_What needs to be done_
Your task is to output the listing word for word, with pictures excluded.

_Given data_
▬▬▬▬▬▬▬▬▬▬
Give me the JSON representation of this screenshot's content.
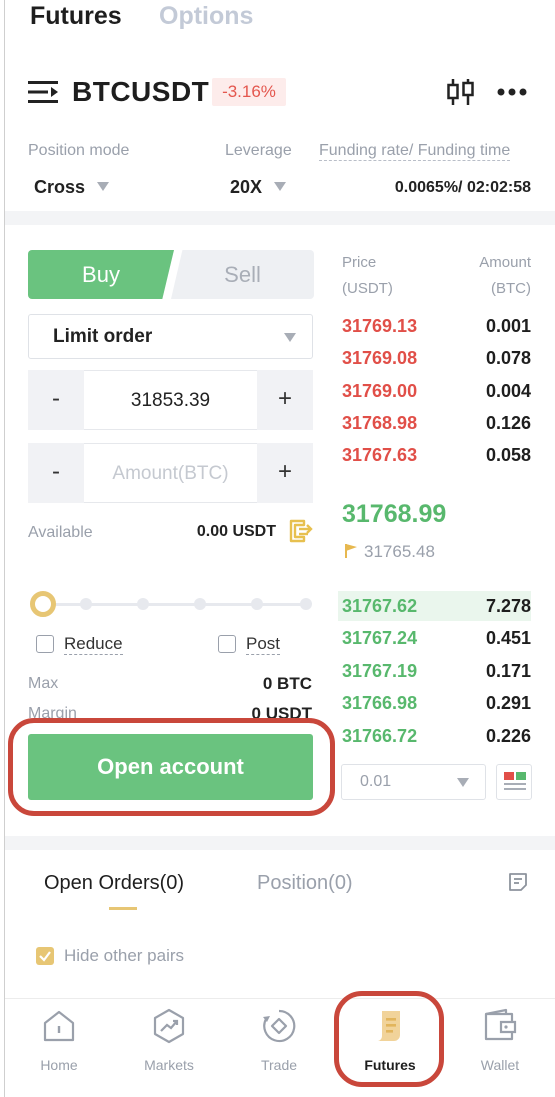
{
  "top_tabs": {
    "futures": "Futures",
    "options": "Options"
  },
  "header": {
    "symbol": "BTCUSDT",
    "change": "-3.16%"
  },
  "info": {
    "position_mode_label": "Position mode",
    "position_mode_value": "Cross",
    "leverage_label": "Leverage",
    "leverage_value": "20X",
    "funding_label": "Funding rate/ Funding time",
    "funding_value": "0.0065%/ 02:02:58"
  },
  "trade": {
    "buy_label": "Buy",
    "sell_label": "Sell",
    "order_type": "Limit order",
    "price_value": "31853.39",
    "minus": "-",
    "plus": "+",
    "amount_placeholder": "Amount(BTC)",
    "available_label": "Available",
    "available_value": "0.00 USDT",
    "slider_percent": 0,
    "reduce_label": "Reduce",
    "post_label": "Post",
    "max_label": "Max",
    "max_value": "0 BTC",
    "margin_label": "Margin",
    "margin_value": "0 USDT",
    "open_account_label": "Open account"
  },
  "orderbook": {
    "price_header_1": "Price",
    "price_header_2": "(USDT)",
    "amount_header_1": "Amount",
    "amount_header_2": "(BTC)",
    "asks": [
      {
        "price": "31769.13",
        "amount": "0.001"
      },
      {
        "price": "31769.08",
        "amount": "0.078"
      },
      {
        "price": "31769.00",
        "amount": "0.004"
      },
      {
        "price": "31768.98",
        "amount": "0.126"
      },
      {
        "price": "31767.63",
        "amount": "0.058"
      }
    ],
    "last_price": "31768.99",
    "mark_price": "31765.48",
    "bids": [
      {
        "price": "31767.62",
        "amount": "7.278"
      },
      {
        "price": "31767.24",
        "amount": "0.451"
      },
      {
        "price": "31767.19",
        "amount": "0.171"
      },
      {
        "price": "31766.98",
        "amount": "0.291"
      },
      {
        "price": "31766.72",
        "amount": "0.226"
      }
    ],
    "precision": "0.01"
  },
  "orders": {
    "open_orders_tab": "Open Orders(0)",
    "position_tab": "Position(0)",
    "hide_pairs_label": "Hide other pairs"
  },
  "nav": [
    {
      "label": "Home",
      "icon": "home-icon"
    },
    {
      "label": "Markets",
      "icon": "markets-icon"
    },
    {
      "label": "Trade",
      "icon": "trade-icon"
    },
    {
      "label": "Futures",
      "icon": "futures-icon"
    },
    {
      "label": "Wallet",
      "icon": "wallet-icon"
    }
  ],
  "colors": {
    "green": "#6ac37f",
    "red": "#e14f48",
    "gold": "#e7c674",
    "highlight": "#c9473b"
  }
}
▬▬▬▬▬▬▬▬▬▬
_Worked solution_
Give me the JSON representation of this screenshot's content.
{
  "top_tabs": {
    "futures": "Futures",
    "options": "Options"
  },
  "header": {
    "symbol": "BTCUSDT",
    "change": "-3.16%"
  },
  "info": {
    "position_mode_label": "Position mode",
    "position_mode_value": "Cross",
    "leverage_label": "Leverage",
    "leverage_value": "20X",
    "funding_label": "Funding rate/ Funding time",
    "funding_value": "0.0065%/ 02:02:58"
  },
  "trade": {
    "buy_label": "Buy",
    "sell_label": "Sell",
    "order_type": "Limit order",
    "price_value": "31853.39",
    "minus": "-",
    "plus": "+",
    "amount_placeholder": "Amount(BTC)",
    "available_label": "Available",
    "available_value": "0.00 USDT",
    "slider_percent": 0,
    "reduce_label": "Reduce",
    "post_label": "Post",
    "max_label": "Max",
    "max_value": "0 BTC",
    "margin_label": "Margin",
    "margin_value": "0 USDT",
    "open_account_label": "Open account"
  },
  "orderbook": {
    "price_header_1": "Price",
    "price_header_2": "(USDT)",
    "amount_header_1": "Amount",
    "amount_header_2": "(BTC)",
    "asks": [
      {
        "price": "31769.13",
        "amount": "0.001"
      },
      {
        "price": "31769.08",
        "amount": "0.078"
      },
      {
        "price": "31769.00",
        "amount": "0.004"
      },
      {
        "price": "31768.98",
        "amount": "0.126"
      },
      {
        "price": "31767.63",
        "amount": "0.058"
      }
    ],
    "last_price": "31768.99",
    "mark_price": "31765.48",
    "bids": [
      {
        "price": "31767.62",
        "amount": "7.278"
      },
      {
        "price": "31767.24",
        "amount": "0.451"
      },
      {
        "price": "31767.19",
        "amount": "0.171"
      },
      {
        "price": "31766.98",
        "amount": "0.291"
      },
      {
        "price": "31766.72",
        "amount": "0.226"
      }
    ],
    "precision": "0.01"
  },
  "orders": {
    "open_orders_tab": "Open Orders(0)",
    "position_tab": "Position(0)",
    "hide_pairs_label": "Hide other pairs"
  },
  "nav": [
    {
      "label": "Home",
      "icon": "home-icon"
    },
    {
      "label": "Markets",
      "icon": "markets-icon"
    },
    {
      "label": "Trade",
      "icon": "trade-icon"
    },
    {
      "label": "Futures",
      "icon": "futures-icon"
    },
    {
      "label": "Wallet",
      "icon": "wallet-icon"
    }
  ],
  "colors": {
    "green": "#6ac37f",
    "red": "#e14f48",
    "gold": "#e7c674",
    "highlight": "#c9473b"
  }
}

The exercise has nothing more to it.